Exercise aim: Every record below should be transcribed exactly. Omit the images.
[START OF Data entries]
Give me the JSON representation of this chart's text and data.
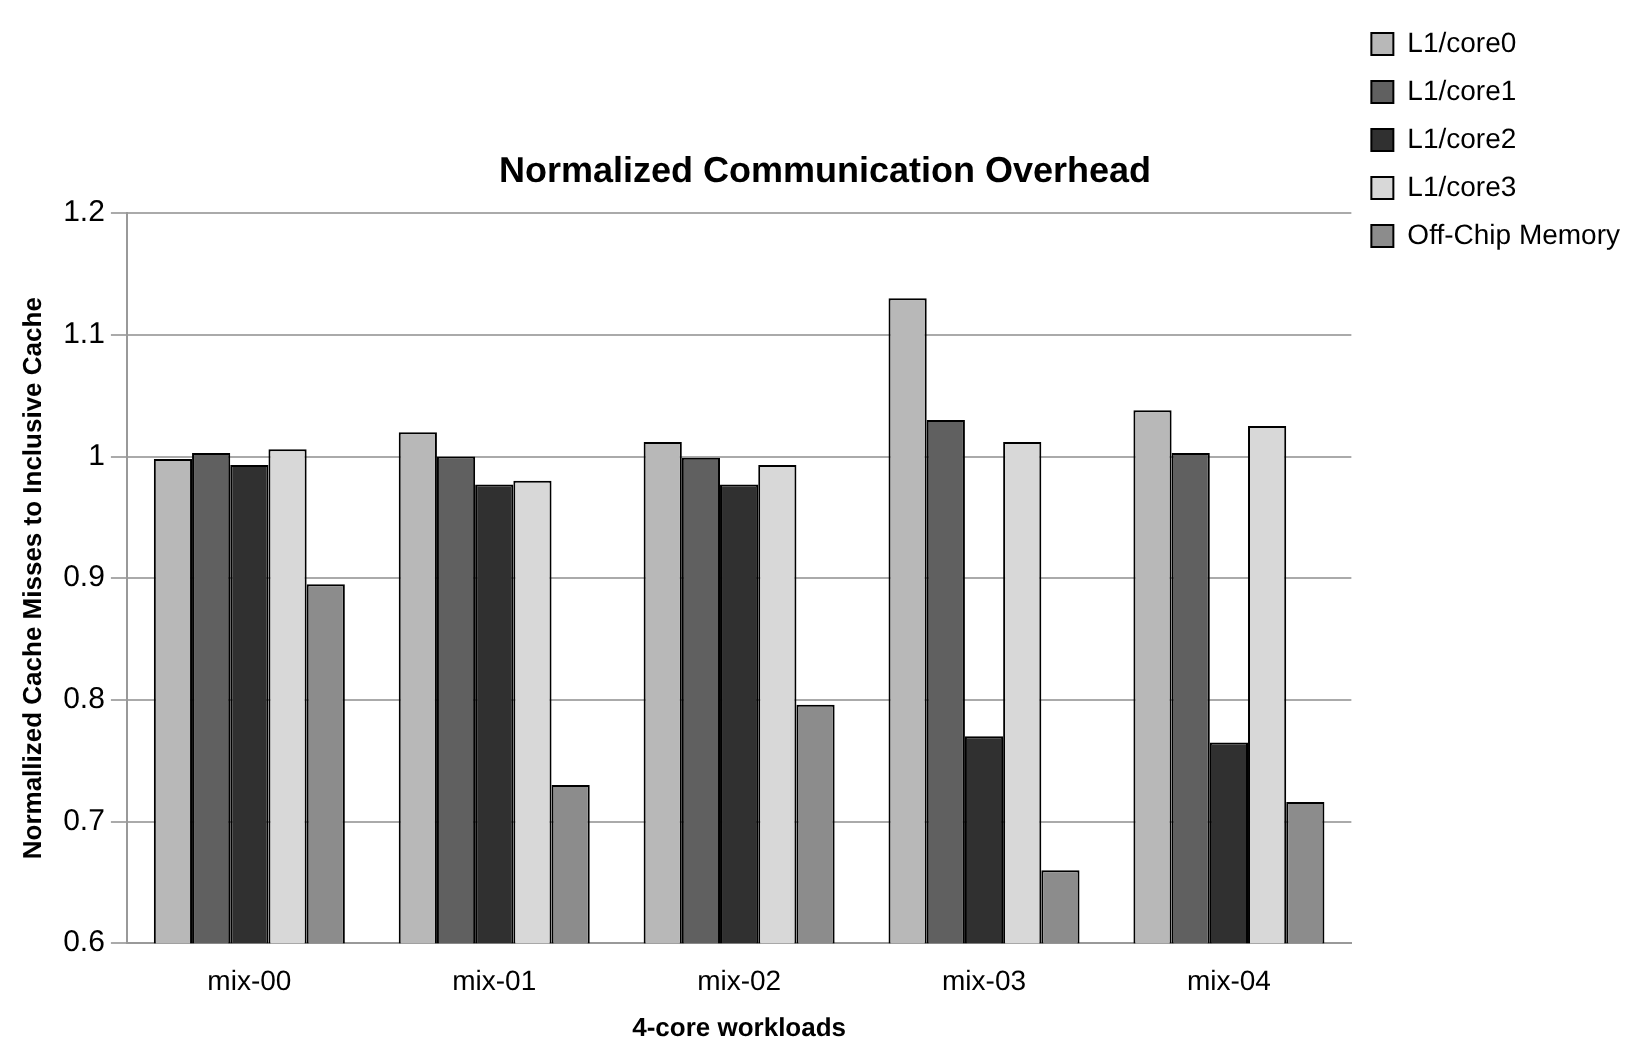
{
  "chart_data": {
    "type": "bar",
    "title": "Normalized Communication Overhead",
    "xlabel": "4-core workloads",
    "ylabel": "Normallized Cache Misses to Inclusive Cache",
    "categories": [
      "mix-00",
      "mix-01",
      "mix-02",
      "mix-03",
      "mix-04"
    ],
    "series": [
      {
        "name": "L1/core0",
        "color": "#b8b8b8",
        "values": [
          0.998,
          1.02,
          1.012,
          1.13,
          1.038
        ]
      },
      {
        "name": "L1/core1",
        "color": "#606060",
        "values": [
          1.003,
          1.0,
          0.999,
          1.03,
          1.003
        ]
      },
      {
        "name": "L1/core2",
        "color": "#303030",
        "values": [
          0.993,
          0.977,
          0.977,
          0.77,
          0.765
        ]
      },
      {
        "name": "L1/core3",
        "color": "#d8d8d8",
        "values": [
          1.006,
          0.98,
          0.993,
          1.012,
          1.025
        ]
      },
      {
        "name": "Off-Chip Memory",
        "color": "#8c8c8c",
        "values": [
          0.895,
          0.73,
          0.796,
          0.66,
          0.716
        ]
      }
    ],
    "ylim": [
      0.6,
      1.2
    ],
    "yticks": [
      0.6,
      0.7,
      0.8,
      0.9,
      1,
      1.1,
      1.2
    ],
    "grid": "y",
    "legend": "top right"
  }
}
[END OF Data entries]
Written solution:
Give me the JSON representation of this chart's text and data.
{
  "chart_data": {
    "type": "bar",
    "title": "Normalized Communication Overhead",
    "xlabel": "4-core workloads",
    "ylabel": "Normallized Cache Misses to Inclusive Cache",
    "categories": [
      "mix-00",
      "mix-01",
      "mix-02",
      "mix-03",
      "mix-04"
    ],
    "series": [
      {
        "name": "L1/core0",
        "color": "#b8b8b8",
        "values": [
          0.998,
          1.02,
          1.012,
          1.13,
          1.038
        ]
      },
      {
        "name": "L1/core1",
        "color": "#606060",
        "values": [
          1.003,
          1.0,
          0.999,
          1.03,
          1.003
        ]
      },
      {
        "name": "L1/core2",
        "color": "#303030",
        "values": [
          0.993,
          0.977,
          0.977,
          0.77,
          0.765
        ]
      },
      {
        "name": "L1/core3",
        "color": "#d8d8d8",
        "values": [
          1.006,
          0.98,
          0.993,
          1.012,
          1.025
        ]
      },
      {
        "name": "Off-Chip Memory",
        "color": "#8c8c8c",
        "values": [
          0.895,
          0.73,
          0.796,
          0.66,
          0.716
        ]
      }
    ],
    "ylim": [
      0.6,
      1.2
    ],
    "yticks": [
      0.6,
      0.7,
      0.8,
      0.9,
      1,
      1.1,
      1.2
    ],
    "grid": "y",
    "legend": "top right"
  }
}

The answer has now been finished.